What you need to do> Faithfully return all lines, omitting every embedded picture.

## Start Data shown

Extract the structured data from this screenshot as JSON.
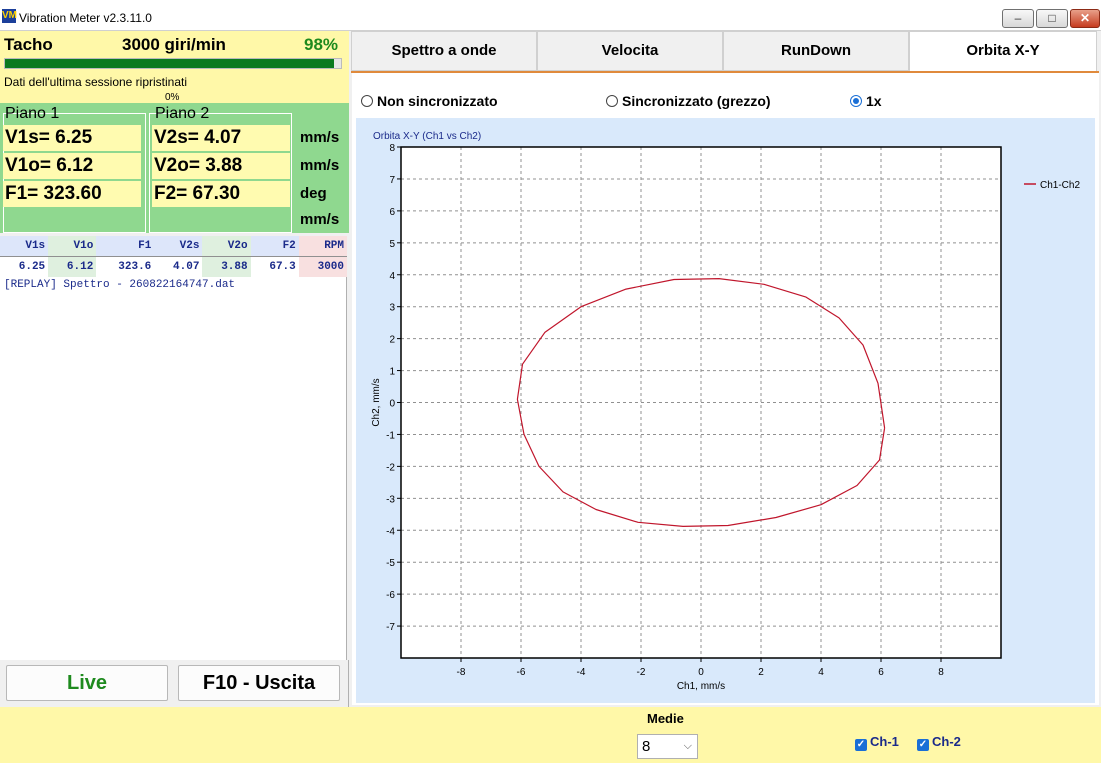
{
  "window": {
    "app_icon_text": "VM",
    "title": "Vibration Meter v2.3.11.0",
    "minimize_glyph": "–",
    "maximize_glyph": "□",
    "close_glyph": "✕"
  },
  "tacho": {
    "label": "Tacho",
    "value": "3000 giri/min",
    "percent_label": "98%",
    "progress": 0.98,
    "status": "Dati dell'ultima sessione ripristinati",
    "sub_percent": "0%"
  },
  "planes": {
    "plane1_label": "Piano 1",
    "plane2_label": "Piano 2",
    "v1s": "V1s= 6.25",
    "v1o": "V1o= 6.12",
    "f1": "F1= 323.60",
    "v2s": "V2s= 4.07",
    "v2o": "V2o= 3.88",
    "f2": "F2= 67.30",
    "units": [
      "mm/s",
      "mm/s",
      "deg",
      "mm/s"
    ]
  },
  "table": {
    "headers": [
      "V1s",
      "V1o",
      "F1",
      "V2s",
      "V2o",
      "F2",
      "RPM"
    ],
    "row": [
      "6.25",
      "6.12",
      "323.6",
      "4.07",
      "3.88",
      "67.3",
      "3000"
    ]
  },
  "log": [
    "[REPLAY] Spettro - 260822164747.dat"
  ],
  "buttons": {
    "live": "Live",
    "exit": "F10 - Uscita"
  },
  "tabs": [
    "Spettro a onde",
    "Velocita",
    "RunDown",
    "Orbita X-Y"
  ],
  "active_tab": "Orbita X-Y",
  "radios": [
    {
      "label": "Non sincronizzato",
      "selected": false
    },
    {
      "label": "Sincronizzato (grezzo)",
      "selected": false
    },
    {
      "label": "1x",
      "selected": true
    }
  ],
  "chart_data": {
    "type": "line",
    "title": "Orbita X-Y (Ch1 vs Ch2)",
    "xlabel": "Ch1, mm/s",
    "ylabel": "Ch2, mm/s",
    "xlim": [
      -10,
      10
    ],
    "ylim": [
      -8,
      8
    ],
    "xticks": [
      -8,
      -6,
      -4,
      -2,
      0,
      2,
      4,
      6,
      8
    ],
    "yticks": [
      8,
      7,
      6,
      5,
      4,
      3,
      2,
      1,
      0,
      -1,
      -2,
      -3,
      -4,
      -5,
      -6,
      -7
    ],
    "grid": true,
    "legend_position": "top-right",
    "series": [
      {
        "name": "Ch1-Ch2",
        "color": "#c0162c",
        "x": [
          6.12,
          5.95,
          5.2,
          4.0,
          2.5,
          0.9,
          -0.6,
          -2.1,
          -3.5,
          -4.6,
          -5.4,
          -5.9,
          -6.12,
          -5.95,
          -5.2,
          -4.0,
          -2.5,
          -0.9,
          0.6,
          2.1,
          3.5,
          4.6,
          5.4,
          5.9,
          6.12
        ],
        "y": [
          -0.8,
          -1.8,
          -2.6,
          -3.2,
          -3.6,
          -3.85,
          -3.88,
          -3.75,
          -3.35,
          -2.8,
          -2.0,
          -1.0,
          0.1,
          1.2,
          2.2,
          3.0,
          3.55,
          3.85,
          3.88,
          3.7,
          3.3,
          2.65,
          1.8,
          0.6,
          -0.8
        ]
      }
    ]
  },
  "footer": {
    "medie_label": "Medie",
    "medie_value": "8",
    "ch1_label": "Ch-1",
    "ch2_label": "Ch-2",
    "ch1_checked": true,
    "ch2_checked": true
  }
}
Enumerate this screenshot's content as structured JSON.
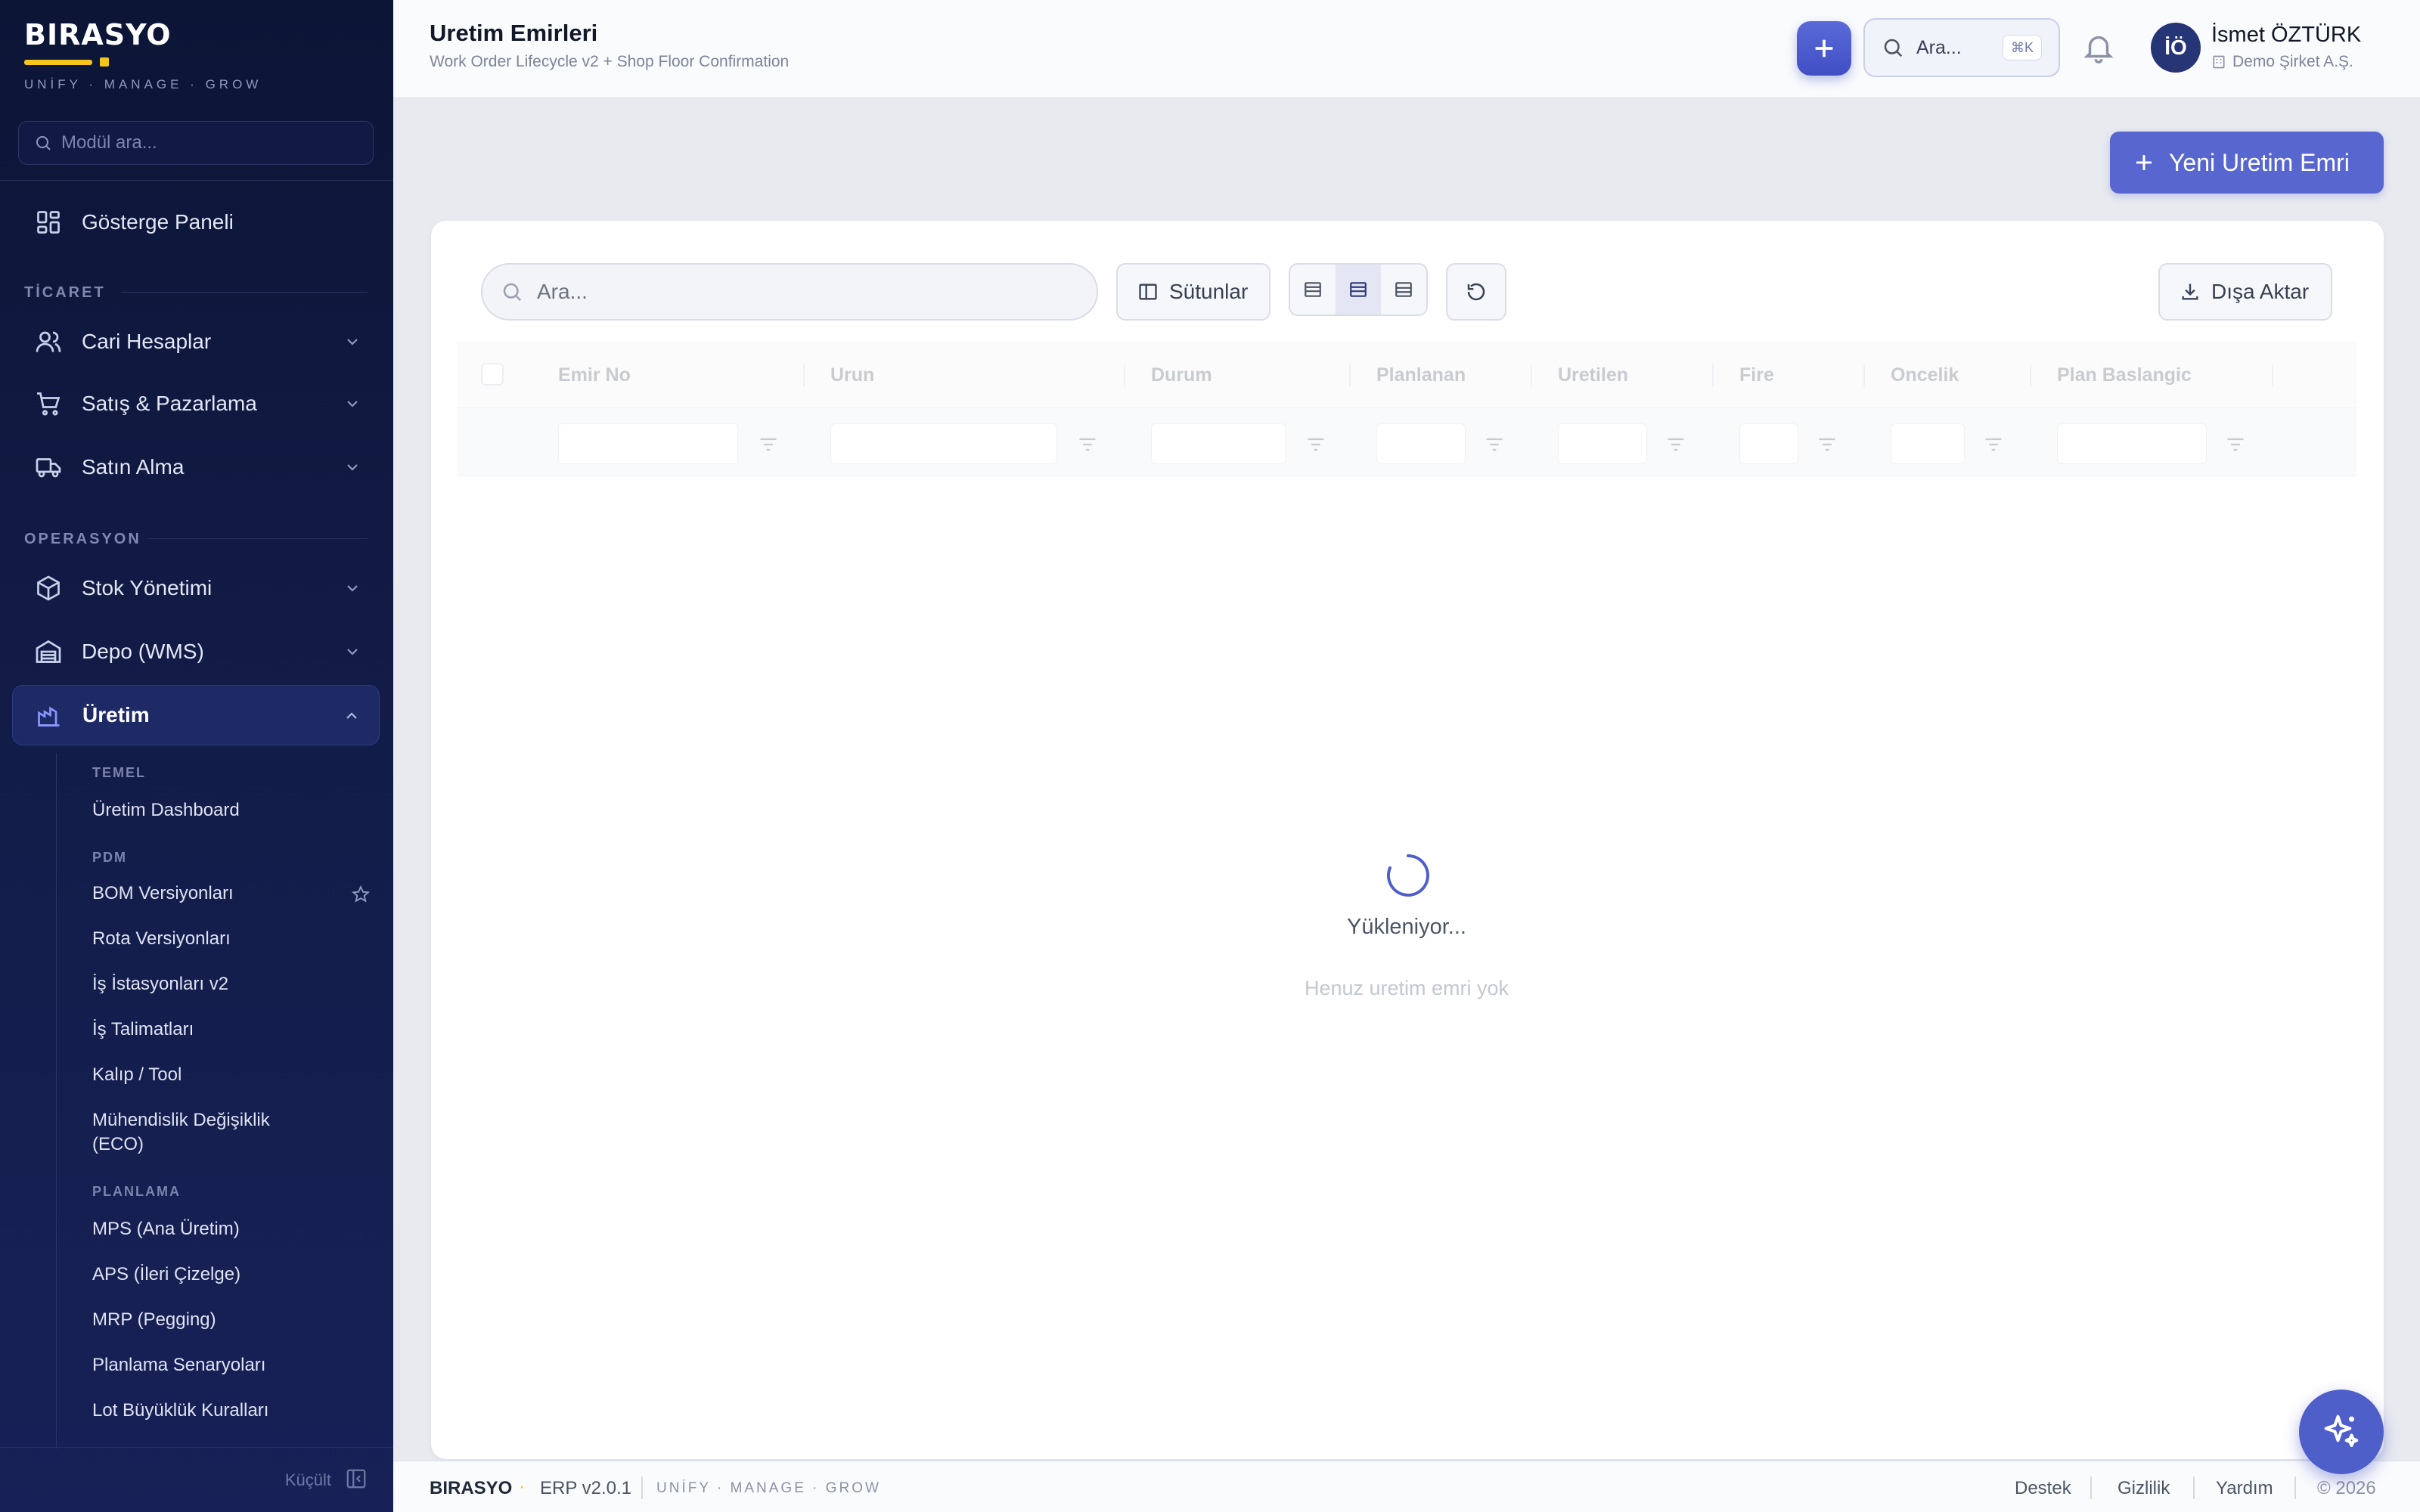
{
  "brand": {
    "name": "BIRASYO",
    "tagline": "UNİFY · MANAGE · GROW"
  },
  "sidebar": {
    "search_placeholder": "Modül ara...",
    "dashboard": "Gösterge Paneli",
    "section_commerce": "TİCARET",
    "commerce_items": [
      {
        "label": "Cari Hesaplar",
        "icon": "users-icon"
      },
      {
        "label": "Satış & Pazarlama",
        "icon": "cart-icon"
      },
      {
        "label": "Satın Alma",
        "icon": "truck-icon"
      }
    ],
    "section_ops": "OPERASYON",
    "ops_items": [
      {
        "label": "Stok Yönetimi",
        "icon": "box-icon"
      },
      {
        "label": "Depo (WMS)",
        "icon": "warehouse-icon"
      }
    ],
    "active_item": "Üretim",
    "sub_sections": {
      "temel": "TEMEL",
      "pdm": "PDM",
      "planlama": "PLANLAMA"
    },
    "sub_items": {
      "temel": [
        "Üretim Dashboard"
      ],
      "pdm": [
        "BOM Versiyonları",
        "Rota Versiyonları",
        "İş İstasyonları v2",
        "İş Talimatları",
        "Kalıp / Tool",
        "Mühendislik Değişiklik",
        "(ECO)"
      ],
      "planlama": [
        "MPS (Ana Üretim)",
        "APS (İleri Çizelge)",
        "MRP (Pegging)",
        "Planlama Senaryoları",
        "Lot Büyüklük Kuralları"
      ]
    },
    "collapse_label": "Küçült"
  },
  "header": {
    "title": "Uretim Emirleri",
    "subtitle": "Work Order Lifecycle v2 + Shop Floor Confirmation",
    "search_label": "Ara...",
    "shortcut": "⌘K",
    "user_initials": "İÖ",
    "user_name": "İsmet ÖZTÜRK",
    "company": "Demo Şirket A.Ş."
  },
  "actions": {
    "new_order": "Yeni Uretim Emri"
  },
  "toolbar": {
    "search_placeholder": "Ara...",
    "columns_label": "Sütunlar",
    "export_label": "Dışa Aktar"
  },
  "grid": {
    "columns": [
      "Emir No",
      "Urun",
      "Durum",
      "Planlanan",
      "Uretilen",
      "Fire",
      "Oncelik",
      "Plan Baslangic"
    ],
    "loading_text": "Yükleniyor...",
    "empty_text": "Henuz uretim emri yok"
  },
  "footer": {
    "brand": "BIRASYO",
    "version": "ERP v2.0.1",
    "tagline": "UNİFY · MANAGE · GROW",
    "links": [
      "Destek",
      "Gizlilik",
      "Yardım"
    ],
    "copyright": "© 2026"
  },
  "colors": {
    "accent": "#5867cf",
    "sidebar_bg": "#0c1536",
    "brand_yellow": "#f5c518"
  }
}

## End Data shown

Final result>
Extract the structured data from this screenshot as JSON.
{
  "window": {
    "app_icon_text": "VM",
    "title": "Vibration Meter v2.3.11.0",
    "minimize_glyph": "–",
    "maximize_glyph": "□",
    "close_glyph": "✕"
  },
  "tacho": {
    "label": "Tacho",
    "value": "3000 giri/min",
    "percent_label": "98%",
    "progress": 0.98,
    "status": "Dati dell'ultima sessione ripristinati",
    "sub_percent": "0%"
  },
  "planes": {
    "plane1_label": "Piano 1",
    "plane2_label": "Piano 2",
    "v1s": "V1s= 6.25",
    "v1o": "V1o= 6.12",
    "f1": "F1= 323.60",
    "v2s": "V2s= 4.07",
    "v2o": "V2o= 3.88",
    "f2": "F2= 67.30",
    "units": [
      "mm/s",
      "mm/s",
      "deg",
      "mm/s"
    ]
  },
  "table": {
    "headers": [
      "V1s",
      "V1o",
      "F1",
      "V2s",
      "V2o",
      "F2",
      "RPM"
    ],
    "row": [
      "6.25",
      "6.12",
      "323.6",
      "4.07",
      "3.88",
      "67.3",
      "3000"
    ]
  },
  "log": [
    "[REPLAY] Spettro - 260822164747.dat"
  ],
  "buttons": {
    "live": "Live",
    "exit": "F10 - Uscita"
  },
  "tabs": [
    "Spettro a onde",
    "Velocita",
    "RunDown",
    "Orbita X-Y"
  ],
  "active_tab": "Orbita X-Y",
  "radios": [
    {
      "label": "Non sincronizzato",
      "selected": false
    },
    {
      "label": "Sincronizzato (grezzo)",
      "selected": false
    },
    {
      "label": "1x",
      "selected": true
    }
  ],
  "chart_data": {
    "type": "line",
    "title": "Orbita X-Y (Ch1 vs Ch2)",
    "xlabel": "Ch1, mm/s",
    "ylabel": "Ch2, mm/s",
    "xlim": [
      -10,
      10
    ],
    "ylim": [
      -8,
      8
    ],
    "xticks": [
      -8,
      -6,
      -4,
      -2,
      0,
      2,
      4,
      6,
      8
    ],
    "yticks": [
      8,
      7,
      6,
      5,
      4,
      3,
      2,
      1,
      0,
      -1,
      -2,
      -3,
      -4,
      -5,
      -6,
      -7
    ],
    "grid": true,
    "legend_position": "top-right",
    "series": [
      {
        "name": "Ch1-Ch2",
        "color": "#c0162c",
        "x": [
          6.12,
          5.95,
          5.2,
          4.0,
          2.5,
          0.9,
          -0.6,
          -2.1,
          -3.5,
          -4.6,
          -5.4,
          -5.9,
          -6.12,
          -5.95,
          -5.2,
          -4.0,
          -2.5,
          -0.9,
          0.6,
          2.1,
          3.5,
          4.6,
          5.4,
          5.9,
          6.12
        ],
        "y": [
          -0.8,
          -1.8,
          -2.6,
          -3.2,
          -3.6,
          -3.85,
          -3.88,
          -3.75,
          -3.35,
          -2.8,
          -2.0,
          -1.0,
          0.1,
          1.2,
          2.2,
          3.0,
          3.55,
          3.85,
          3.88,
          3.7,
          3.3,
          2.65,
          1.8,
          0.6,
          -0.8
        ]
      }
    ]
  },
  "footer": {
    "medie_label": "Medie",
    "medie_value": "8",
    "ch1_label": "Ch-1",
    "ch2_label": "Ch-2",
    "ch1_checked": true,
    "ch2_checked": true
  }
}
Enumerate this screenshot's content as structured JSON.
{
  "brand": {
    "name": "BIRASYO",
    "tagline": "UNİFY · MANAGE · GROW"
  },
  "sidebar": {
    "search_placeholder": "Modül ara...",
    "dashboard": "Gösterge Paneli",
    "section_commerce": "TİCARET",
    "commerce_items": [
      {
        "label": "Cari Hesaplar",
        "icon": "users-icon"
      },
      {
        "label": "Satış & Pazarlama",
        "icon": "cart-icon"
      },
      {
        "label": "Satın Alma",
        "icon": "truck-icon"
      }
    ],
    "section_ops": "OPERASYON",
    "ops_items": [
      {
        "label": "Stok Yönetimi",
        "icon": "box-icon"
      },
      {
        "label": "Depo (WMS)",
        "icon": "warehouse-icon"
      }
    ],
    "active_item": "Üretim",
    "sub_sections": {
      "temel": "TEMEL",
      "pdm": "PDM",
      "planlama": "PLANLAMA"
    },
    "sub_items": {
      "temel": [
        "Üretim Dashboard"
      ],
      "pdm": [
        "BOM Versiyonları",
        "Rota Versiyonları",
        "İş İstasyonları v2",
        "İş Talimatları",
        "Kalıp / Tool",
        "Mühendislik Değişiklik",
        "(ECO)"
      ],
      "planlama": [
        "MPS (Ana Üretim)",
        "APS (İleri Çizelge)",
        "MRP (Pegging)",
        "Planlama Senaryoları",
        "Lot Büyüklük Kuralları"
      ]
    },
    "collapse_label": "Küçült"
  },
  "header": {
    "title": "Uretim Emirleri",
    "subtitle": "Work Order Lifecycle v2 + Shop Floor Confirmation",
    "search_label": "Ara...",
    "shortcut": "⌘K",
    "user_initials": "İÖ",
    "user_name": "İsmet ÖZTÜRK",
    "company": "Demo Şirket A.Ş."
  },
  "actions": {
    "new_order": "Yeni Uretim Emri"
  },
  "toolbar": {
    "search_placeholder": "Ara...",
    "columns_label": "Sütunlar",
    "export_label": "Dışa Aktar"
  },
  "grid": {
    "columns": [
      "Emir No",
      "Urun",
      "Durum",
      "Planlanan",
      "Uretilen",
      "Fire",
      "Oncelik",
      "Plan Baslangic"
    ],
    "loading_text": "Yükleniyor...",
    "empty_text": "Henuz uretim emri yok"
  },
  "footer": {
    "brand": "BIRASYO",
    "version": "ERP v2.0.1",
    "tagline": "UNİFY · MANAGE · GROW",
    "links": [
      "Destek",
      "Gizlilik",
      "Yardım"
    ],
    "copyright": "© 2026"
  },
  "colors": {
    "accent": "#5867cf",
    "sidebar_bg": "#0c1536",
    "brand_yellow": "#f5c518"
  }
}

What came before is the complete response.